Given instruction> The entire listing is to be repeated verbatim.

### Provided entries

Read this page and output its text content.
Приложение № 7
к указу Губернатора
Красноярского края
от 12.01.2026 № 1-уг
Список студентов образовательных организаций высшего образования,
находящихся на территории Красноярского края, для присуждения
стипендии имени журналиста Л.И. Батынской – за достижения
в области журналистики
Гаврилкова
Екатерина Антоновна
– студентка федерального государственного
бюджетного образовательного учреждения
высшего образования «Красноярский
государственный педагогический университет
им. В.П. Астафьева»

######

Result of the task>
Read this page and output its text content.
Приложение № 7
к указу Губернатора
Красноярского края
от 12.01.2026 № 1-уг
Список студентов образовательных организаций высшего образования,
находящихся на территории Красноярского края, для присуждения
стипендии имени журналиста Л.И. Батынской – за достижения
в области журналистики
Гаврилкова
Екатерина Антоновна
– студентка федерального государственного
бюджетного образовательного учреждения
высшего образования «Красноярский
государственный педагогический университет
им. В.П. Астафьева»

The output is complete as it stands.